[BEGIN]

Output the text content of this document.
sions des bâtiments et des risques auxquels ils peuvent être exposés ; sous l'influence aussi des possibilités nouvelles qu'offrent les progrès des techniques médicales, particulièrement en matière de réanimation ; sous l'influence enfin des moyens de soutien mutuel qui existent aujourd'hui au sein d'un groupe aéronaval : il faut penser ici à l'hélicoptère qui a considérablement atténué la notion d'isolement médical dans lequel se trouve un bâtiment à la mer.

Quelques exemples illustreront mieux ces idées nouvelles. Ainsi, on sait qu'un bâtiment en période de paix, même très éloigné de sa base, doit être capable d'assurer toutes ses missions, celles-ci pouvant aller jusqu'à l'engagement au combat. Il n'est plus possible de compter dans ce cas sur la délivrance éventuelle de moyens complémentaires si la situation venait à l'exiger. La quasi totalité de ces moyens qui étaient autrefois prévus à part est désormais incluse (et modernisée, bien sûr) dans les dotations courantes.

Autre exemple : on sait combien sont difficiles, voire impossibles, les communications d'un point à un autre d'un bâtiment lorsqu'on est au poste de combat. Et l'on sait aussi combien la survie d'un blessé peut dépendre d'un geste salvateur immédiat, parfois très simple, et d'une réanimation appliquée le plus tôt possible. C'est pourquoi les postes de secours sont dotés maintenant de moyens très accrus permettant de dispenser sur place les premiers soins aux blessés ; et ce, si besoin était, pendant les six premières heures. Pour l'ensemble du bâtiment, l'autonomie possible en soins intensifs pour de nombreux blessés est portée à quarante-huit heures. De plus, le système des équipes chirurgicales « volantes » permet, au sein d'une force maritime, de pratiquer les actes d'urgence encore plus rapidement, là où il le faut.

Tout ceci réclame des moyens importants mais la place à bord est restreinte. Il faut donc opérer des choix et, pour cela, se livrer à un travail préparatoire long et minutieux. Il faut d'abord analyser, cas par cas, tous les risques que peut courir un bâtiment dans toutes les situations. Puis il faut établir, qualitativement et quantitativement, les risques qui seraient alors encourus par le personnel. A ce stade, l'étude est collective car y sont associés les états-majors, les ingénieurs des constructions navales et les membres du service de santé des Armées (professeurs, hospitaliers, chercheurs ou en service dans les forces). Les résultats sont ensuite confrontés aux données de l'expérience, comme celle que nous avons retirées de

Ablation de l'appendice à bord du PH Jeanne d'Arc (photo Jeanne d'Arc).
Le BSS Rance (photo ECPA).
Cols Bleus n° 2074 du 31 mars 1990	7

[END]

> What you will do
Which lines hold the string "photo"? List them all.

> Solved exercise
Ablation de l'appendice à bord du PH Jeanne d'Arc (photo Jeanne d'Arc).
Le BSS Rance (photo ECPA).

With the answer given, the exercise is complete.